**EXERCISE DESCRIPTION**
Count every line of the listing where the string "ARCHIVE" occurs, and reply with the count alone.

# Start of RECORDS TO PROCESS

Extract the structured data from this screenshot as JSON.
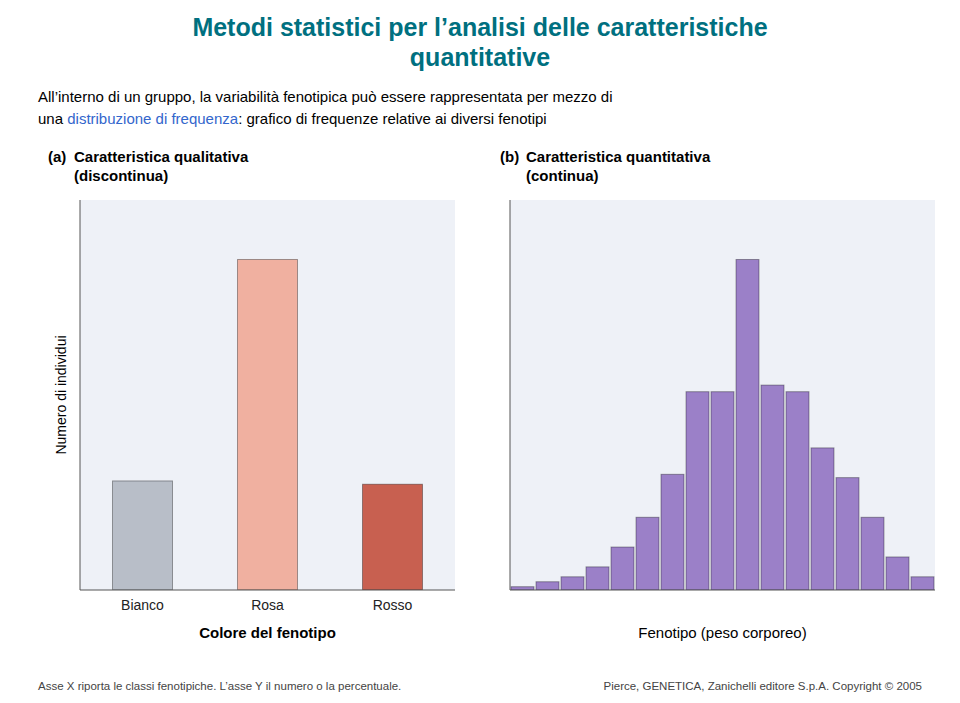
{
  "title": [
    "Metodi statistici per l’analisi delle caratteristiche",
    "quantitative"
  ],
  "body": [
    "All’interno di un gruppo, la variabilità fenotipica può essere rappresentata per mezzo di",
    "una ",
    "distribuzione di frequenza",
    ": grafico di frequenze relative ai diversi fenotipi"
  ],
  "footer": [
    "Asse X riporta le classi fenotipiche. L’asse Y il numero o la percentuale.",
    "Pierce, GENETICA,  Zanichelli editore S.p.A.  Copyright © 2005"
  ],
  "chart_data": [
    {
      "type": "bar",
      "annotations": [
        "(a)"
      ],
      "title": "Caratteristica qualitativa",
      "subtitle": "(discontinua)",
      "categories": [
        "Bianco",
        "Rosa",
        "Rosso"
      ],
      "values": [
        0.33,
        1.0,
        0.32
      ],
      "colors": [
        "#b8bec8",
        "#f0b0a0",
        "#c86050"
      ],
      "x_label": "Colore del fenotipo",
      "y_label": "Numero di individui",
      "ylim": [
        0,
        1.18
      ],
      "yticks": [],
      "tick_labels": "x"
    },
    {
      "type": "bar",
      "annotations": [
        "(b)"
      ],
      "title": "Caratteristica quantitativa",
      "subtitle": "(continua)",
      "values": [
        0.01,
        0.025,
        0.04,
        0.07,
        0.13,
        0.22,
        0.35,
        0.6,
        0.6,
        1.0,
        0.62,
        0.6,
        0.43,
        0.34,
        0.22,
        0.1,
        0.04
      ],
      "color": "#9b80c8",
      "x_label": "Fenotipo (peso corporeo)",
      "ylim": [
        0,
        1.18
      ],
      "yticks": [],
      "tick_labels": false
    }
  ]
}
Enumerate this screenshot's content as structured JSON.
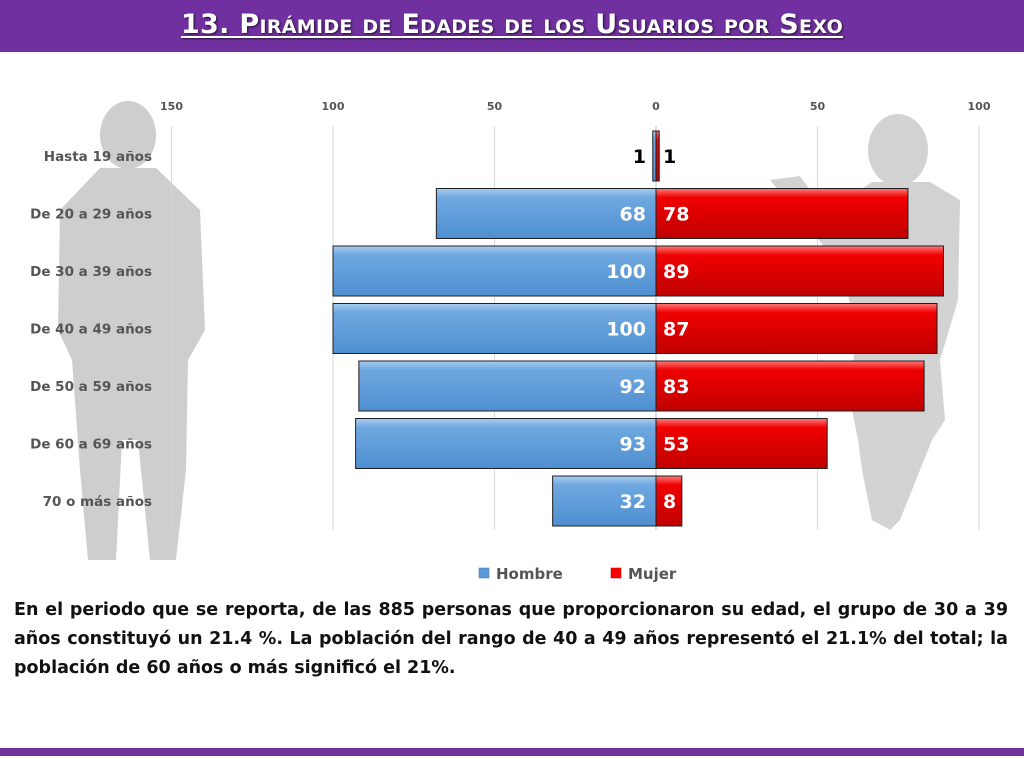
{
  "header": {
    "title": "13. Pirámide de Edades de los Usuarios por Sexo"
  },
  "description": "En el periodo que se reporta, de las 885 personas que proporcionaron su edad, el grupo de 30 a 39 años constituyó un 21.4 %. La población del rango de 40 a 49 años representó el 21.1% del total; la población de 60 años o más significó el 21%.",
  "colors": {
    "hombre": "#5b9bd5",
    "mujer": "#ff0000",
    "accent": "#7030a0"
  },
  "chart_data": {
    "type": "bar",
    "orientation": "horizontal-pyramid",
    "categories": [
      "Hasta 19 años",
      "De 20 a 29 años",
      "De 30 a 39 años",
      "De 40 a 49 años",
      "De 50 a 59 años",
      "De 60 a 69 años",
      "70 o más años"
    ],
    "series": [
      {
        "name": "Hombre",
        "side": "left",
        "values": [
          1,
          68,
          100,
          100,
          92,
          93,
          32
        ]
      },
      {
        "name": "Mujer",
        "side": "right",
        "values": [
          1,
          78,
          89,
          87,
          83,
          53,
          8
        ]
      }
    ],
    "x_ticks": [
      "150",
      "100",
      "50",
      "0",
      "50",
      "100"
    ],
    "xlim": [
      -150,
      100
    ],
    "grid": true,
    "legend": "bottom",
    "data_labels": true
  }
}
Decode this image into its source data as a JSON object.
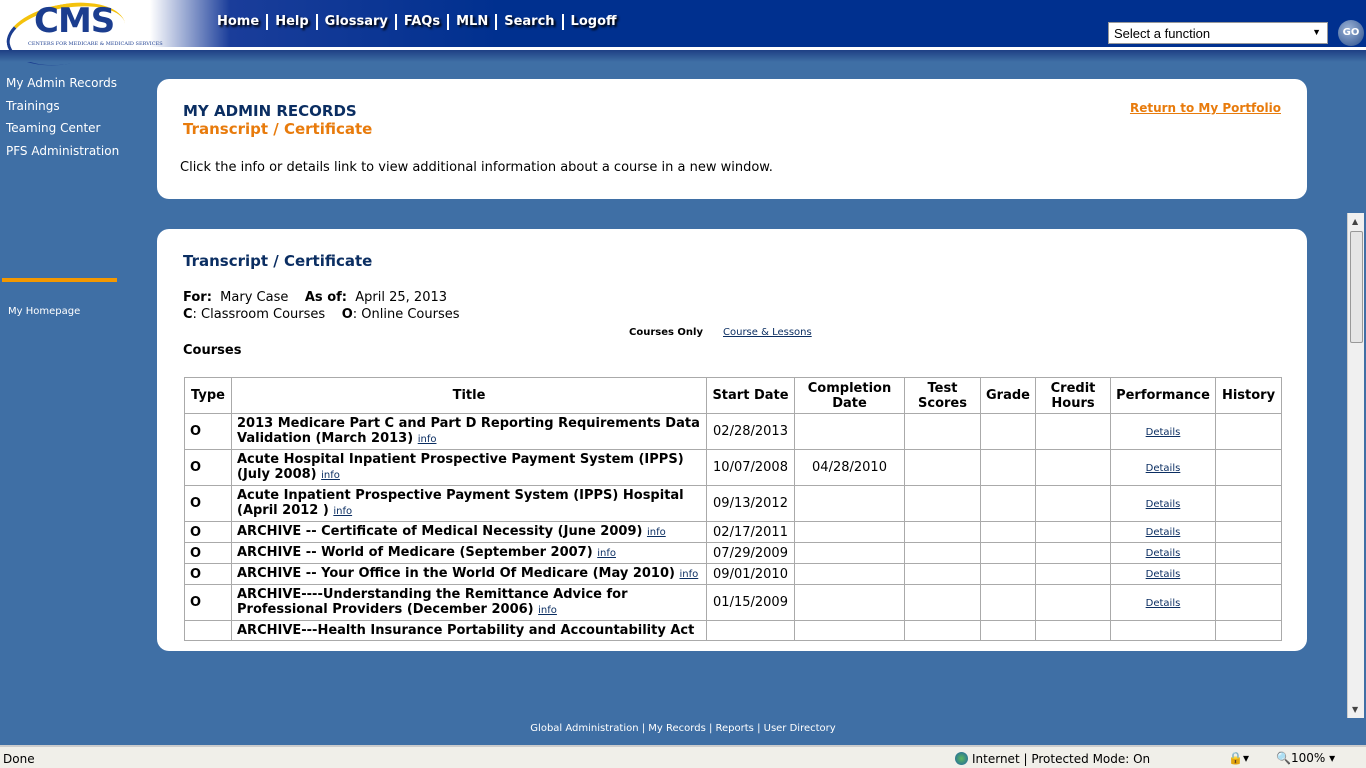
{
  "logo": {
    "text": "CMS",
    "subtitle": "CENTERS FOR MEDICARE & MEDICAID SERVICES"
  },
  "nav": [
    "Home",
    "Help",
    "Glossary",
    "FAQs",
    "MLN",
    "Search",
    "Logoff"
  ],
  "function_select": {
    "value": "Select a function",
    "go": "GO"
  },
  "sidebar": {
    "items": [
      "My Admin Records",
      "Trainings",
      "Teaming Center",
      "PFS Administration"
    ],
    "homepage": "My Homepage"
  },
  "header_card": {
    "title": "MY ADMIN RECORDS",
    "subtitle": "Transcript / Certificate",
    "return_link": "Return to My Portfolio",
    "message": "Click the info or details link to view additional information about a course in a new window."
  },
  "transcript": {
    "title": "Transcript / Certificate",
    "for_label": "For:",
    "for_value": "Mary Case",
    "asof_label": "As of:",
    "asof_value": "April 25, 2013",
    "c_label": "C",
    "c_value": ": Classroom Courses",
    "o_label": "O",
    "o_value": ": Online Courses",
    "courses_only": "Courses Only",
    "course_lessons": "Course & Lessons",
    "courses_heading": "Courses",
    "columns": [
      "Type",
      "Title",
      "Start Date",
      "Completion Date",
      "Test Scores",
      "Grade",
      "Credit Hours",
      "Performance",
      "History"
    ],
    "rows": [
      {
        "type": "O",
        "title": "2013 Medicare Part C and Part D Reporting Requirements Data Validation (March 2013)",
        "info": "info",
        "start": "02/28/2013",
        "completion": "",
        "perf": "Details"
      },
      {
        "type": "O",
        "title": "Acute Hospital Inpatient Prospective Payment System (IPPS) (July 2008)",
        "info": "info",
        "start": "10/07/2008",
        "completion": "04/28/2010",
        "perf": "Details"
      },
      {
        "type": "O",
        "title": "Acute Inpatient Prospective Payment System (IPPS) Hospital (April 2012 )",
        "info": "info",
        "start": "09/13/2012",
        "completion": "",
        "perf": "Details"
      },
      {
        "type": "O",
        "title": "ARCHIVE -- Certificate of Medical Necessity (June 2009)",
        "info": "info",
        "start": "02/17/2011",
        "completion": "",
        "perf": "Details"
      },
      {
        "type": "O",
        "title": "ARCHIVE -- World of Medicare (September 2007)",
        "info": "info",
        "start": "07/29/2009",
        "completion": "",
        "perf": "Details"
      },
      {
        "type": "O",
        "title": "ARCHIVE -- Your Office in the World Of Medicare (May 2010)",
        "info": "info",
        "start": "09/01/2010",
        "completion": "",
        "perf": "Details"
      },
      {
        "type": "O",
        "title": "ARCHIVE----Understanding the Remittance Advice for Professional Providers (December 2006)",
        "info": "info",
        "start": "01/15/2009",
        "completion": "",
        "perf": "Details"
      },
      {
        "type": "",
        "title": "ARCHIVE---Health Insurance Portability and Accountability Act",
        "info": "",
        "start": "",
        "completion": "",
        "perf": ""
      }
    ]
  },
  "footer": {
    "links": [
      "Global Administration",
      "My Records",
      "Reports",
      "User Directory"
    ]
  },
  "status": {
    "left": "Done",
    "zone": "Internet | Protected Mode: On",
    "zoom": "100%"
  }
}
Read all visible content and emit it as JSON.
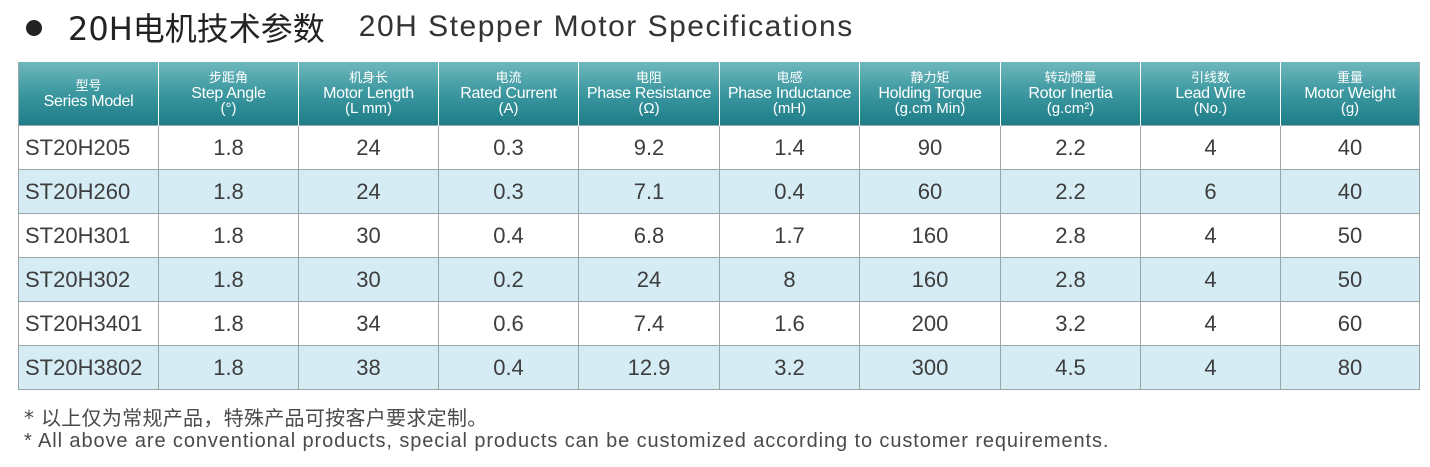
{
  "title": {
    "cn": "20H电机技术参数",
    "en": "20H Stepper Motor Specifications"
  },
  "table": {
    "columns": [
      {
        "cn": "型号",
        "en": "Series Model",
        "unit": ""
      },
      {
        "cn": "步距角",
        "en": "Step Angle",
        "unit": "(°)"
      },
      {
        "cn": "机身长",
        "en": "Motor Length",
        "unit": "(L mm)"
      },
      {
        "cn": "电流",
        "en": "Rated Current",
        "unit": "(A)"
      },
      {
        "cn": "电阻",
        "en": "Phase Resistance",
        "unit": "(Ω)"
      },
      {
        "cn": "电感",
        "en": "Phase Inductance",
        "unit": "(mH)"
      },
      {
        "cn": "静力矩",
        "en": "Holding Torque",
        "unit": "(g.cm Min)"
      },
      {
        "cn": "转动惯量",
        "en": "Rotor Inertia",
        "unit": "(g.cm²)"
      },
      {
        "cn": "引线数",
        "en": "Lead Wire",
        "unit": "(No.)"
      },
      {
        "cn": "重量",
        "en": "Motor Weight",
        "unit": "(g)"
      }
    ],
    "rows": [
      [
        "ST20H205",
        "1.8",
        "24",
        "0.3",
        "9.2",
        "1.4",
        "90",
        "2.2",
        "4",
        "40"
      ],
      [
        "ST20H260",
        "1.8",
        "24",
        "0.3",
        "7.1",
        "0.4",
        "60",
        "2.2",
        "6",
        "40"
      ],
      [
        "ST20H301",
        "1.8",
        "30",
        "0.4",
        "6.8",
        "1.7",
        "160",
        "2.8",
        "4",
        "50"
      ],
      [
        "ST20H302",
        "1.8",
        "30",
        "0.2",
        "24",
        "8",
        "160",
        "2.8",
        "4",
        "50"
      ],
      [
        "ST20H3401",
        "1.8",
        "34",
        "0.6",
        "7.4",
        "1.6",
        "200",
        "3.2",
        "4",
        "60"
      ],
      [
        "ST20H3802",
        "1.8",
        "38",
        "0.4",
        "12.9",
        "3.2",
        "300",
        "4.5",
        "4",
        "80"
      ]
    ]
  },
  "footnotes": {
    "cn": "* 以上仅为常规产品，特殊产品可按客户要求定制。",
    "en": "* All above are conventional products, special products can be customized according to customer requirements."
  },
  "colors": {
    "header_top": "#6fb8bd",
    "header_bottom": "#1e7d88",
    "alt_row": "#d6ecf4",
    "grid": "#9aa5a7"
  }
}
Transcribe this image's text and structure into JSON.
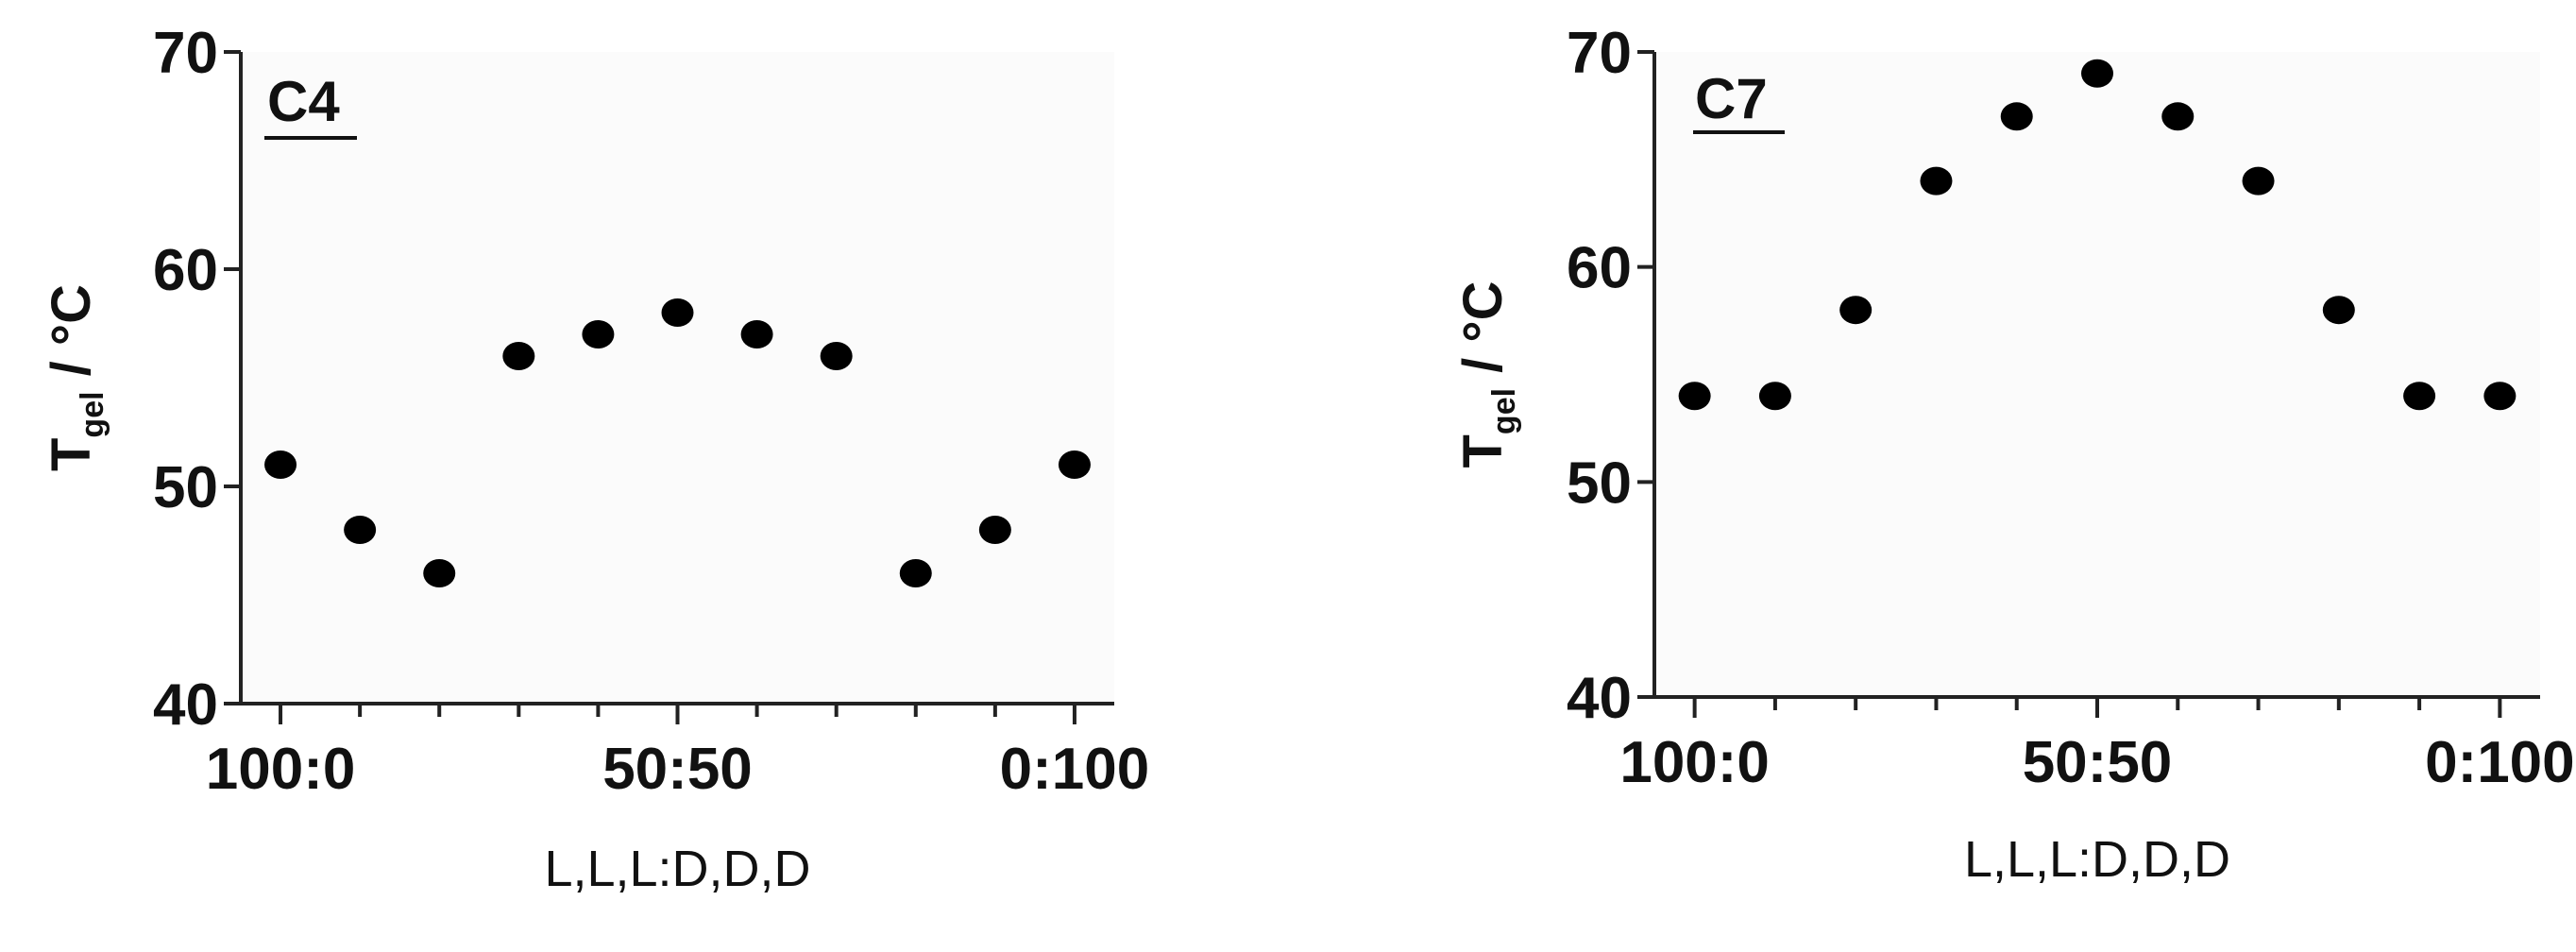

# End of RECORDS TO PROCESS

**SOLVED EXERCISE**
5